- **Problem**: For the data below, work out how many lines include the string "kwartaal" and report only the number.

- **Recorded data**:

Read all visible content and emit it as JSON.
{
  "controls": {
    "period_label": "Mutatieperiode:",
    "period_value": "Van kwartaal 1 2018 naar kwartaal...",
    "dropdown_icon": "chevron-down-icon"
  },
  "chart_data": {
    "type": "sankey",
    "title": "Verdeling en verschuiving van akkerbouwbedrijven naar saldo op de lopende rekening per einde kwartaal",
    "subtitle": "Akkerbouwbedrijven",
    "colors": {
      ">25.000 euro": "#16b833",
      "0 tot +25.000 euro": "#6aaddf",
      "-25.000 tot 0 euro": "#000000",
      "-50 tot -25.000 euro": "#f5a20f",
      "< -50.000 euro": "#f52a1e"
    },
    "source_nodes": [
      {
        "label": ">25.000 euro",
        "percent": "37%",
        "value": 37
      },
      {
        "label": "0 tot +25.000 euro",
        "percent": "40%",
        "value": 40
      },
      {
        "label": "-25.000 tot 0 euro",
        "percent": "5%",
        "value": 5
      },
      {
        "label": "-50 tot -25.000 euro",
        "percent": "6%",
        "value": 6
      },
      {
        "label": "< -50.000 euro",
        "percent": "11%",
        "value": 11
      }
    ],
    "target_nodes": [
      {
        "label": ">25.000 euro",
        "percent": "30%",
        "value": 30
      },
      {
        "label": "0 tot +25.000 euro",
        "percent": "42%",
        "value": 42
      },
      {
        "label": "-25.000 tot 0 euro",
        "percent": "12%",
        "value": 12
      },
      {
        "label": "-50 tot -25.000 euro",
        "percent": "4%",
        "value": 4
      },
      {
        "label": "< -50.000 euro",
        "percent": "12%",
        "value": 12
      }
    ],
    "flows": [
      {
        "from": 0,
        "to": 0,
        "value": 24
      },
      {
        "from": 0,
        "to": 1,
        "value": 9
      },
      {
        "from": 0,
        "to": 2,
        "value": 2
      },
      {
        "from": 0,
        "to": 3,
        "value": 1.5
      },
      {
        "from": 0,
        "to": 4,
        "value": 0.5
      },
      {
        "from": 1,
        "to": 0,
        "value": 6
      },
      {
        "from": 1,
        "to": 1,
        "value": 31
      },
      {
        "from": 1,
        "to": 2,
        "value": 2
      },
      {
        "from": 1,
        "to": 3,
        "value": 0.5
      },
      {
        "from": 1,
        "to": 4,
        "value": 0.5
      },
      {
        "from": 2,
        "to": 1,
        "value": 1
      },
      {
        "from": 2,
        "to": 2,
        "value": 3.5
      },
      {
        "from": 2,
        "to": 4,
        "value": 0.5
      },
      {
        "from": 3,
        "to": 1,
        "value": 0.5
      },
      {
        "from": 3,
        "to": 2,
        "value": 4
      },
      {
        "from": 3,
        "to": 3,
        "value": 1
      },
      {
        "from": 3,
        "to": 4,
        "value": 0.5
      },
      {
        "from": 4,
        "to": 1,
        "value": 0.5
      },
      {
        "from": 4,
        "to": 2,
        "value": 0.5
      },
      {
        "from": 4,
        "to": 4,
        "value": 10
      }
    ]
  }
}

- **Output of the exercise**: 2